Stated goal: Rename "insert-slot" to "insert-point" in the lines that run from the start through the line containing "menu-item-import[interactable]: Import ›: [24, 363, 272, 386]", and return those lines with nothing else altered.

Region and label listings:
========
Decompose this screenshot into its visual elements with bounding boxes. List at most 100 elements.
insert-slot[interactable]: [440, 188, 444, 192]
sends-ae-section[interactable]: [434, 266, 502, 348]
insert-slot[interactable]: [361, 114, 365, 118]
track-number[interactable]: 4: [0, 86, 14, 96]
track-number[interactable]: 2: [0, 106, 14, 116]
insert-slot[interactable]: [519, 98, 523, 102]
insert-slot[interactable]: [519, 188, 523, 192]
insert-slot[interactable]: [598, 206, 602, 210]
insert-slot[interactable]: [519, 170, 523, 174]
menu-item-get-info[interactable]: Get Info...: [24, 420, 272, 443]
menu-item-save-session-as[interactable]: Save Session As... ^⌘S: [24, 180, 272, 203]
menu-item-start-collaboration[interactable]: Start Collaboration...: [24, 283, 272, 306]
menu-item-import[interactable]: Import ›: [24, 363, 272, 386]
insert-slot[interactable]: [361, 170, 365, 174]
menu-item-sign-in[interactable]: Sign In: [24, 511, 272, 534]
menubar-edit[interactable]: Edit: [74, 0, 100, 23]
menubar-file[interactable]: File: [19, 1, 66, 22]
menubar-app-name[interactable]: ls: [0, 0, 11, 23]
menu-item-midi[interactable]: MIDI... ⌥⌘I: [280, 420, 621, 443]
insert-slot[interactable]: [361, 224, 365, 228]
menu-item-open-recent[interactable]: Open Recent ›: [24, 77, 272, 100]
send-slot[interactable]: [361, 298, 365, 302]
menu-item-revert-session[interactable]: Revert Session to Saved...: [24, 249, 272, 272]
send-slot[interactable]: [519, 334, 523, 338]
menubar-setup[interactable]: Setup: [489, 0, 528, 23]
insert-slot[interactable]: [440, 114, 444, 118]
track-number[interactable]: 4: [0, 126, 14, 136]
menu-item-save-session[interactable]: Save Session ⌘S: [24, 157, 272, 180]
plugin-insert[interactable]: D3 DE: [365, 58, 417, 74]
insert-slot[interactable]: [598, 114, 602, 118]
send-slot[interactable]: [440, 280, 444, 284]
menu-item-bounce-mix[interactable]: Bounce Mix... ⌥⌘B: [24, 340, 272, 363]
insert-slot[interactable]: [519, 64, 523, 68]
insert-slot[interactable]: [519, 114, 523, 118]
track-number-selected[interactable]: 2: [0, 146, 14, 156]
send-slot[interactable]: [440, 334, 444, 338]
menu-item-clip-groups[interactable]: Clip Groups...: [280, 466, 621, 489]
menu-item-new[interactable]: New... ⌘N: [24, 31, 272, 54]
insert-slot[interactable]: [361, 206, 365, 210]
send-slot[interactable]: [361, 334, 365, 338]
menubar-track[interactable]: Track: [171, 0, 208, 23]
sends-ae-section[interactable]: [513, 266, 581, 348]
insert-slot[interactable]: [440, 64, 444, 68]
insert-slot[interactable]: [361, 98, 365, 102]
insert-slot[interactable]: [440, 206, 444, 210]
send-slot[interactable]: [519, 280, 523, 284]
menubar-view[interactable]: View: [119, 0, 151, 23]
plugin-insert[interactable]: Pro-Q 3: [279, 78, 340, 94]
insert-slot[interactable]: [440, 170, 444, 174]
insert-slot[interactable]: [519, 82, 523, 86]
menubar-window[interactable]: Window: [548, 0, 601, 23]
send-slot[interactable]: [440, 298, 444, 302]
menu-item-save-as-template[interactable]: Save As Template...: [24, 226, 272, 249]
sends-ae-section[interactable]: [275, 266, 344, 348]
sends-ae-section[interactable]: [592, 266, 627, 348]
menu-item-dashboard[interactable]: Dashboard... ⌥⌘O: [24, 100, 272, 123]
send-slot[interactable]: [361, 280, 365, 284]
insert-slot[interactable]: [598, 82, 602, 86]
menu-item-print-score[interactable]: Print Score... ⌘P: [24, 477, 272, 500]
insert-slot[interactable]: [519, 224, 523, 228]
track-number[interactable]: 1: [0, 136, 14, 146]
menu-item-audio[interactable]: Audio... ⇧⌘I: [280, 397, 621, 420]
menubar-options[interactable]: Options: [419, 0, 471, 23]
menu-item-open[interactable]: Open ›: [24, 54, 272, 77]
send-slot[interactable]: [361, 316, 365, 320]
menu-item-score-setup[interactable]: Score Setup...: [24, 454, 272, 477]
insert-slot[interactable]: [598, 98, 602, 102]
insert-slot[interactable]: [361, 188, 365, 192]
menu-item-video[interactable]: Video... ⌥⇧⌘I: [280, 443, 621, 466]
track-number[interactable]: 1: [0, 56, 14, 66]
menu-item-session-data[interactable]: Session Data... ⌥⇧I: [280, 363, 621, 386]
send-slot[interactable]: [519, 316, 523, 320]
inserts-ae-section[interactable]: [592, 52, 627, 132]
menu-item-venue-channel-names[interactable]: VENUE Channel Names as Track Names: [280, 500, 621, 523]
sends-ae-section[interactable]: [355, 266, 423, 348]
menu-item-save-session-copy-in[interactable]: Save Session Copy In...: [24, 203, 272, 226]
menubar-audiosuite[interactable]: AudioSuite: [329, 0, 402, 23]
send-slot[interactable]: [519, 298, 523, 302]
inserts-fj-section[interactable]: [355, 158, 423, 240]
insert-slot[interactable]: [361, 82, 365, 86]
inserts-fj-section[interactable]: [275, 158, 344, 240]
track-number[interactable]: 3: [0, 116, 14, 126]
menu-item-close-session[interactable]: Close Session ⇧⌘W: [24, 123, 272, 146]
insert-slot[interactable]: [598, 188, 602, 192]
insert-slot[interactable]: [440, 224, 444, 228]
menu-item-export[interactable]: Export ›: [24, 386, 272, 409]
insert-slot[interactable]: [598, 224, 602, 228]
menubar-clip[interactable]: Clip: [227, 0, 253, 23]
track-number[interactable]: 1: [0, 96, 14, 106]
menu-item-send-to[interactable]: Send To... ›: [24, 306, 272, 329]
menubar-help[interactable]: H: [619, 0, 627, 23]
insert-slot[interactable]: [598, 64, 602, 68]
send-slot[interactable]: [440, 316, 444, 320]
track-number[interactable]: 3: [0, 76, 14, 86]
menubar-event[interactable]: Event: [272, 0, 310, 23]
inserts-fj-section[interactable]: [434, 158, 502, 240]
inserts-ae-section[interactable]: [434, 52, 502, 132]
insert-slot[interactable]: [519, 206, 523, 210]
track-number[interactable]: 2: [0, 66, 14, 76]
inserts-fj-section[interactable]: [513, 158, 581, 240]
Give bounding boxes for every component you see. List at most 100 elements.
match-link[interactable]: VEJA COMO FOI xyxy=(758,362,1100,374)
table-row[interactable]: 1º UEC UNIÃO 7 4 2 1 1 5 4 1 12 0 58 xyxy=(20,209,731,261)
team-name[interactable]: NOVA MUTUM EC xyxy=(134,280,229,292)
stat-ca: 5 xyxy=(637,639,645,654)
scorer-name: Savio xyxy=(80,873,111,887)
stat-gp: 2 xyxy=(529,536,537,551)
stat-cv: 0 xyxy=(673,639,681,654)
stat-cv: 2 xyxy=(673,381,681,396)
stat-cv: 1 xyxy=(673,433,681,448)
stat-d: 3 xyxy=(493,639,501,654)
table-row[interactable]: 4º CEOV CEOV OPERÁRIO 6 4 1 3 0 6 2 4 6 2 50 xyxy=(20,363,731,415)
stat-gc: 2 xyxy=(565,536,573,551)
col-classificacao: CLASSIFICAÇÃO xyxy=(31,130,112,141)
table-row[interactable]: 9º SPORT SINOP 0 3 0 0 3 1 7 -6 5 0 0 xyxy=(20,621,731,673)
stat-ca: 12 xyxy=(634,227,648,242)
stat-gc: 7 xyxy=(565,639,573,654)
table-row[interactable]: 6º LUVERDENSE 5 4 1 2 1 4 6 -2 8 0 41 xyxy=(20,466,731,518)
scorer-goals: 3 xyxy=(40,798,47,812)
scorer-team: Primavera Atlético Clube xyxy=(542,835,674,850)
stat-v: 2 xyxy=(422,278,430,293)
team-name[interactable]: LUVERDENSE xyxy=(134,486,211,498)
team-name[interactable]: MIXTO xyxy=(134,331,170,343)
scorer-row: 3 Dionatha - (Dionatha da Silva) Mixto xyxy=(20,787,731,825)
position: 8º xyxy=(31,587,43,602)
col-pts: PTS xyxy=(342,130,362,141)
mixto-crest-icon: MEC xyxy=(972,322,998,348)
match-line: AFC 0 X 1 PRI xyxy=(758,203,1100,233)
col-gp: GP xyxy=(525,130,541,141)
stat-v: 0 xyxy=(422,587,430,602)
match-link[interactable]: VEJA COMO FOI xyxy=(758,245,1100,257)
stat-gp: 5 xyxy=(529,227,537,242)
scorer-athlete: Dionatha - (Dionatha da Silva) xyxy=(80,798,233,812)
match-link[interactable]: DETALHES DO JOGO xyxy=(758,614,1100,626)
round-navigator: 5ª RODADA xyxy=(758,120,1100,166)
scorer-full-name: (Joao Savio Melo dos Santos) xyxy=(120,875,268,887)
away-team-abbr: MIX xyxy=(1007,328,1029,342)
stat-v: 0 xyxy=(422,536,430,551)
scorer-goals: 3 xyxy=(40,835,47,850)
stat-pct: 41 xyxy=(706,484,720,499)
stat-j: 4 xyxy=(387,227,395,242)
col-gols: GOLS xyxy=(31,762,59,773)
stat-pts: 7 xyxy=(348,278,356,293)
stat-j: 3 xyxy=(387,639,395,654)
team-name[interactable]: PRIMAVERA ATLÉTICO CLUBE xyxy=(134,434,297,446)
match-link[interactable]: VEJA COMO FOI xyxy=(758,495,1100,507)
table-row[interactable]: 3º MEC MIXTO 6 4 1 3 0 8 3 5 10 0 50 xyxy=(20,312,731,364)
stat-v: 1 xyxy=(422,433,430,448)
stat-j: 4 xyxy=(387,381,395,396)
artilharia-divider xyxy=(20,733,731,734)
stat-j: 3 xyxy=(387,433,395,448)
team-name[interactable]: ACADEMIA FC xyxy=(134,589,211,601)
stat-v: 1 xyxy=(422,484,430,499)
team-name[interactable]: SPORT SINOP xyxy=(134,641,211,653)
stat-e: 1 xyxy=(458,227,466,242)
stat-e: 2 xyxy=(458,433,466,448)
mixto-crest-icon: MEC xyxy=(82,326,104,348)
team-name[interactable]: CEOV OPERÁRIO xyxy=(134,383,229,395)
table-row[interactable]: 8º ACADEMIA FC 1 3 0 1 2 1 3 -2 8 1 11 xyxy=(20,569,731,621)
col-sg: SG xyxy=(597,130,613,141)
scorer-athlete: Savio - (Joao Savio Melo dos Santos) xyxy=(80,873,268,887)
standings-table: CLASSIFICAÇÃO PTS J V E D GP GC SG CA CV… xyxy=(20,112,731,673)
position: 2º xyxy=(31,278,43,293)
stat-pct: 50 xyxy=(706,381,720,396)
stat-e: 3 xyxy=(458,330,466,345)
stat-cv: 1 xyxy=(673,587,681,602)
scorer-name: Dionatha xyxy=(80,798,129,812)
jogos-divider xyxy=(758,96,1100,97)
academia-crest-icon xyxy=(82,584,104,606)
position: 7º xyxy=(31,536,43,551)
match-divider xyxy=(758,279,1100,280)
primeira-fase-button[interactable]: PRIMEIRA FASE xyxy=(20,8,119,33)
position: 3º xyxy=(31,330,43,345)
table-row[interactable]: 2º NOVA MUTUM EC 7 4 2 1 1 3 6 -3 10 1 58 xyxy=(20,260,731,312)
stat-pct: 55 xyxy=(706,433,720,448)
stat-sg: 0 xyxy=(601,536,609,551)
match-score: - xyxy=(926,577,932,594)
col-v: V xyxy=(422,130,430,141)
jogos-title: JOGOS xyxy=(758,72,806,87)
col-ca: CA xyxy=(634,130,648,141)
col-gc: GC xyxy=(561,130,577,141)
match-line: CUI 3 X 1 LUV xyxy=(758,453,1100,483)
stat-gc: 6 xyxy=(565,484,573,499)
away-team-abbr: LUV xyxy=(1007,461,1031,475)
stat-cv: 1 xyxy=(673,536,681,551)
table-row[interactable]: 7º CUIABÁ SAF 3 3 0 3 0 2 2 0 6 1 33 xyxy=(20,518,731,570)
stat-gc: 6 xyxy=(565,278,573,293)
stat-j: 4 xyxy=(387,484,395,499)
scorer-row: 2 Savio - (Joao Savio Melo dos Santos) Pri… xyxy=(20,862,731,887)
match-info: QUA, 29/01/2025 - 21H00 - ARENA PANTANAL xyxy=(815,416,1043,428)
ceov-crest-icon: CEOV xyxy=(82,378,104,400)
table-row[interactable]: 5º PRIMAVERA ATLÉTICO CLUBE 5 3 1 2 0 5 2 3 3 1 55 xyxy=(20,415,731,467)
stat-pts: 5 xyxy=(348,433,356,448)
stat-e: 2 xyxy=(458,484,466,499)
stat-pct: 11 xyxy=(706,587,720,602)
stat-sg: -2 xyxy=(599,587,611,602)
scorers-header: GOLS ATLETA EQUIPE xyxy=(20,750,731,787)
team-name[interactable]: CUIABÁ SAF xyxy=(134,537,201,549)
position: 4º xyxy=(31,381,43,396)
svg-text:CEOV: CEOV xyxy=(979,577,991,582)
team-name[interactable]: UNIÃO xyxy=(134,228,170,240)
========
Exercise solution:
Decompose this screenshot into its visual elements with bounding boxes. List at most 100 elements.
insert-point[interactable]: [440, 188, 444, 192]
sends-ae-section[interactable]: [434, 266, 502, 348]
insert-point[interactable]: [361, 114, 365, 118]
track-number[interactable]: 4: [0, 86, 14, 96]
track-number[interactable]: 2: [0, 106, 14, 116]
insert-point[interactable]: [519, 98, 523, 102]
insert-point[interactable]: [519, 188, 523, 192]
insert-point[interactable]: [598, 206, 602, 210]
insert-point[interactable]: [519, 170, 523, 174]
menu-item-get-info[interactable]: Get Info...: [24, 420, 272, 443]
menu-item-save-session-as[interactable]: Save Session As... ^⌘S: [24, 180, 272, 203]
menu-item-start-collaboration[interactable]: Start Collaboration...: [24, 283, 272, 306]
menu-item-import[interactable]: Import ›: [24, 363, 272, 386]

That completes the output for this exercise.